---------- Given data

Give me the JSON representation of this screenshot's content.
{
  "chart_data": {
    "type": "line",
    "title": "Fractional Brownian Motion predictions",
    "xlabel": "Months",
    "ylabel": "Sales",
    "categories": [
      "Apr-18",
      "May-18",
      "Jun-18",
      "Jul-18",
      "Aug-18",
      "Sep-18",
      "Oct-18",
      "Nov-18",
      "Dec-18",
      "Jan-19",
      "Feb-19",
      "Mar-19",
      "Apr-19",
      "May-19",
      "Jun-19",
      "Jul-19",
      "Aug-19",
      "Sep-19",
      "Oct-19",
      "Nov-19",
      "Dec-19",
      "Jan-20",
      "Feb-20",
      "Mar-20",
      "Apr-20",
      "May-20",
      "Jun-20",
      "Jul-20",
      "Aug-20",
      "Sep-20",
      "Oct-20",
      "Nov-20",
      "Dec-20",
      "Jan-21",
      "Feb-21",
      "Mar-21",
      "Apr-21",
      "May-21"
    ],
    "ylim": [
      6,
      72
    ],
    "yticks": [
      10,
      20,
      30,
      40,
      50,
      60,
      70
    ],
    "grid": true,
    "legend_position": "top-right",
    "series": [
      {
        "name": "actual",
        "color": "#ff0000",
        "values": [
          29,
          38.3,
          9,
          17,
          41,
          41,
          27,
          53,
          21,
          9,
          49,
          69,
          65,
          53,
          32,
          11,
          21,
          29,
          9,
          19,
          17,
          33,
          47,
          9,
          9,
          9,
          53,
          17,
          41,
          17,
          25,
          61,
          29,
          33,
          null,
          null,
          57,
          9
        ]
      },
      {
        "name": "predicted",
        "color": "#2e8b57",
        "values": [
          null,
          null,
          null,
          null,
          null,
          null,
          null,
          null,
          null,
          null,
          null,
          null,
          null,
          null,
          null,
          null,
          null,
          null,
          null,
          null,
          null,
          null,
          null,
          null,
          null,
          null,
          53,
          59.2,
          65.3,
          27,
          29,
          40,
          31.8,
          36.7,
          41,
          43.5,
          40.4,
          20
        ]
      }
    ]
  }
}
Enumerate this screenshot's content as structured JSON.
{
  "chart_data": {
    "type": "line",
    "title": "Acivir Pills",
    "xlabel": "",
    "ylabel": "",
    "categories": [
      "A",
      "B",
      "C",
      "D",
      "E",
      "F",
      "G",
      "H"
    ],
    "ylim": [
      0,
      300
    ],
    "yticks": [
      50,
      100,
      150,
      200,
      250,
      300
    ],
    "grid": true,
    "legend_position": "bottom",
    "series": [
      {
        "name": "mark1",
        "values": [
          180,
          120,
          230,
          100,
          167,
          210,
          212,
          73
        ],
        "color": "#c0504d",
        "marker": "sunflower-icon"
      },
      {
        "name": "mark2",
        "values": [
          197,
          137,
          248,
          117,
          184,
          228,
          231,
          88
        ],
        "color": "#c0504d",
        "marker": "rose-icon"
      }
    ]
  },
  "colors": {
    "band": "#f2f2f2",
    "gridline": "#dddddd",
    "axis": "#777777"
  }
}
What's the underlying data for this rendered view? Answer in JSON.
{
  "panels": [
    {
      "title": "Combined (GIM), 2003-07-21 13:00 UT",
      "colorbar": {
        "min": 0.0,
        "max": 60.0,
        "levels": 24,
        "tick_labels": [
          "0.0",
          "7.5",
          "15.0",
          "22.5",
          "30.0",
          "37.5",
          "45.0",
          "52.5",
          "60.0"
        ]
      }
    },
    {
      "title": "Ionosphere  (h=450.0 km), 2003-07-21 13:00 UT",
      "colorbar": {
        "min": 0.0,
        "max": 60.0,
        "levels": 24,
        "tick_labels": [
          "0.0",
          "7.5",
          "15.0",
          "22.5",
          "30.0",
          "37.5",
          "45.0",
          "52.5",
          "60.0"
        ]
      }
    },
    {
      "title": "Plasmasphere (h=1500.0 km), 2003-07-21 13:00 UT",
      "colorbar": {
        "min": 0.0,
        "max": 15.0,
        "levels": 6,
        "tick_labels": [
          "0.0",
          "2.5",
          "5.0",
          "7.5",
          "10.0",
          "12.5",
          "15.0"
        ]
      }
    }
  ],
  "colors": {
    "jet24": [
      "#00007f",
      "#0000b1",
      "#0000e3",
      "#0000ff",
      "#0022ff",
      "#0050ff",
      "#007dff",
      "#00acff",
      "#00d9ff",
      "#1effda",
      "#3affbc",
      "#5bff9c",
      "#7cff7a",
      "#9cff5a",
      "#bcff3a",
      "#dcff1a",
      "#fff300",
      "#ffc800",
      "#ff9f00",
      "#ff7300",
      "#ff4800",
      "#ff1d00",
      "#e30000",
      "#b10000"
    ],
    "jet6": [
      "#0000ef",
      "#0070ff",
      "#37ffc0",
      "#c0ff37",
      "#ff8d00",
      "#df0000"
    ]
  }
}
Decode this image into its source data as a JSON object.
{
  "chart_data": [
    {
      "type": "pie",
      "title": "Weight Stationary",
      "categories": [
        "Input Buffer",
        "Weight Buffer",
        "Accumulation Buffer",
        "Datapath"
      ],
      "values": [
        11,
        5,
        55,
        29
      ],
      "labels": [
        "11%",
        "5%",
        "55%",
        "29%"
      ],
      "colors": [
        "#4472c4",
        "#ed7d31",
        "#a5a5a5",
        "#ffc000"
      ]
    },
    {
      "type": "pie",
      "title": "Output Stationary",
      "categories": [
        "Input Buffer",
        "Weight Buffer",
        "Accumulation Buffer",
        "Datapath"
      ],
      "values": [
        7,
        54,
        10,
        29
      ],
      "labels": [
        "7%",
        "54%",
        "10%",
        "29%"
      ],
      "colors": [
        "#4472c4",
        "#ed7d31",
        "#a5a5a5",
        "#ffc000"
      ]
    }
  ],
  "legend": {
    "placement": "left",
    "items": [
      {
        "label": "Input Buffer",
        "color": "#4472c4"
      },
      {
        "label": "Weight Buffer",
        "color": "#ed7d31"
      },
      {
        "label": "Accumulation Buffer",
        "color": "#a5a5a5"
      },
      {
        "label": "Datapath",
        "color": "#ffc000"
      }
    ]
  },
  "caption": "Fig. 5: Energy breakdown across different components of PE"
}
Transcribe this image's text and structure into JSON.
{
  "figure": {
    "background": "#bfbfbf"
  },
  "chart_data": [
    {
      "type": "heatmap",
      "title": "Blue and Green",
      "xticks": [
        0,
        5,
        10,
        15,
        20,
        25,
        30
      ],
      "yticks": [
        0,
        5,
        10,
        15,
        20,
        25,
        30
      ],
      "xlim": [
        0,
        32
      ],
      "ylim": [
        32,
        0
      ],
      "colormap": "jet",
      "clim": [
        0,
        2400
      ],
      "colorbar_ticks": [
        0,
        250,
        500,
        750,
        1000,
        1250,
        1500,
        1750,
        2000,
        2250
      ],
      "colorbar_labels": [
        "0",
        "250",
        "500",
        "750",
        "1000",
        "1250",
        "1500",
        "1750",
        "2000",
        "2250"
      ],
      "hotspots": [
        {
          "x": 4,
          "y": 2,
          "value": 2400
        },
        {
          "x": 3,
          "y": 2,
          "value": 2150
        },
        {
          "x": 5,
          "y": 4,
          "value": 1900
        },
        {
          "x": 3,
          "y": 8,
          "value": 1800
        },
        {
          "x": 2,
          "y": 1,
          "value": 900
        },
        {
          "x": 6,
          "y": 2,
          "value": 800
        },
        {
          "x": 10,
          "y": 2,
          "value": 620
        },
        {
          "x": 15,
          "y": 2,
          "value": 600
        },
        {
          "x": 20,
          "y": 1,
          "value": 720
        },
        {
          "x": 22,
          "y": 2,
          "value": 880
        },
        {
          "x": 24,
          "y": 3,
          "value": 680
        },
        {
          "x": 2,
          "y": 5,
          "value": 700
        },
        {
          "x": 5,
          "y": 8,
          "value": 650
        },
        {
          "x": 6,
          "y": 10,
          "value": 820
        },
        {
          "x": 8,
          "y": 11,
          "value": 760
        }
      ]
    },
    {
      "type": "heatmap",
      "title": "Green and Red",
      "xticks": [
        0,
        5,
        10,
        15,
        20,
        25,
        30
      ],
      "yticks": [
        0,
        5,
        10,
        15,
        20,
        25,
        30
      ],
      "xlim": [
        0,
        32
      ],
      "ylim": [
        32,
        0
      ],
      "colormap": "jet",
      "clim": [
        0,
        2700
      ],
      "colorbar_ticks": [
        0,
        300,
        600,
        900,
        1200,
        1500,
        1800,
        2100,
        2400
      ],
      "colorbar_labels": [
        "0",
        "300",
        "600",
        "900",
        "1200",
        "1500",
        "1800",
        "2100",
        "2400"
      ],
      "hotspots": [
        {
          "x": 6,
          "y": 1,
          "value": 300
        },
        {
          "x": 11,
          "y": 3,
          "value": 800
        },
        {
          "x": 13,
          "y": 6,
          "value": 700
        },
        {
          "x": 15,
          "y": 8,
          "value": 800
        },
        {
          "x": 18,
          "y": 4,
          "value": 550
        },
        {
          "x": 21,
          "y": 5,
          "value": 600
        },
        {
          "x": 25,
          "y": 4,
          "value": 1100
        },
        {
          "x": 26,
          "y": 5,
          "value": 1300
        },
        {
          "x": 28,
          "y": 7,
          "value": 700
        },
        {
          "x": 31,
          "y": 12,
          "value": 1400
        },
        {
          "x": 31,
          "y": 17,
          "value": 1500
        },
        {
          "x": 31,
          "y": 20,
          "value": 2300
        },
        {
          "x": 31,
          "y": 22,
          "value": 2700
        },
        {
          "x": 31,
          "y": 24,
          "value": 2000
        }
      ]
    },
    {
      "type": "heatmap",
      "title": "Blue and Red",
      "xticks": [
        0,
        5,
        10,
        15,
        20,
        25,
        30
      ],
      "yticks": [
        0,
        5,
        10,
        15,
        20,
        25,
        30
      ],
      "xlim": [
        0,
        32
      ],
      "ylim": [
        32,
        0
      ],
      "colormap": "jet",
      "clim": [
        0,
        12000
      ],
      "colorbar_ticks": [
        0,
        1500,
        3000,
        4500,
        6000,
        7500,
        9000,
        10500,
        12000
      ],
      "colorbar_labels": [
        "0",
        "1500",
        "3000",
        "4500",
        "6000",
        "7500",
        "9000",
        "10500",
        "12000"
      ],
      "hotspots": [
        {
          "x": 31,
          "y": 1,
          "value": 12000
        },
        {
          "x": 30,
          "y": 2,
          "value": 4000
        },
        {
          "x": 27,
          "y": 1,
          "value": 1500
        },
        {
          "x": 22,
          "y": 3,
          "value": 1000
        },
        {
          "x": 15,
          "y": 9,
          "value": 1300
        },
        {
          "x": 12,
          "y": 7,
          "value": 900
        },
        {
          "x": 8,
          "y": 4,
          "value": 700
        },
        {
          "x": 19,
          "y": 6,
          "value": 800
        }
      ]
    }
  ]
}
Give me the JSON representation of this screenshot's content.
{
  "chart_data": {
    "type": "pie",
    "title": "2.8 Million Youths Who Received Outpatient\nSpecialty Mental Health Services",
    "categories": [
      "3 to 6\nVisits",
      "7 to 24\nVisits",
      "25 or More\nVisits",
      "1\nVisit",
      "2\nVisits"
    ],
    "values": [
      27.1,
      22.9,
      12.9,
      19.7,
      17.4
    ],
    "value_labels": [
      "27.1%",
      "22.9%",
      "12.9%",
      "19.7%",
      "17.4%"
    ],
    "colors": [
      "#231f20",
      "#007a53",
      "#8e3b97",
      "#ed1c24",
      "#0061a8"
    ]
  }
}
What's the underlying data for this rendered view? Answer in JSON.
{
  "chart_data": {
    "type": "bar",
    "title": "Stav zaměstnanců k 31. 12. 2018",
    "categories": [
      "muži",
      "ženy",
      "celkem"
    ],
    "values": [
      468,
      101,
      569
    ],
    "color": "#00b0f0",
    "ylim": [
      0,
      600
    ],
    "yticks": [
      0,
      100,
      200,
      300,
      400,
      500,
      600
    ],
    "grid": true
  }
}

--------------------

__Exercise brief__
Copy all lines above containing the string "name".

__Response to the exercise__
        "name": "actual",
        "name": "predicted",
        "name": "mark1",
        "name": "mark2",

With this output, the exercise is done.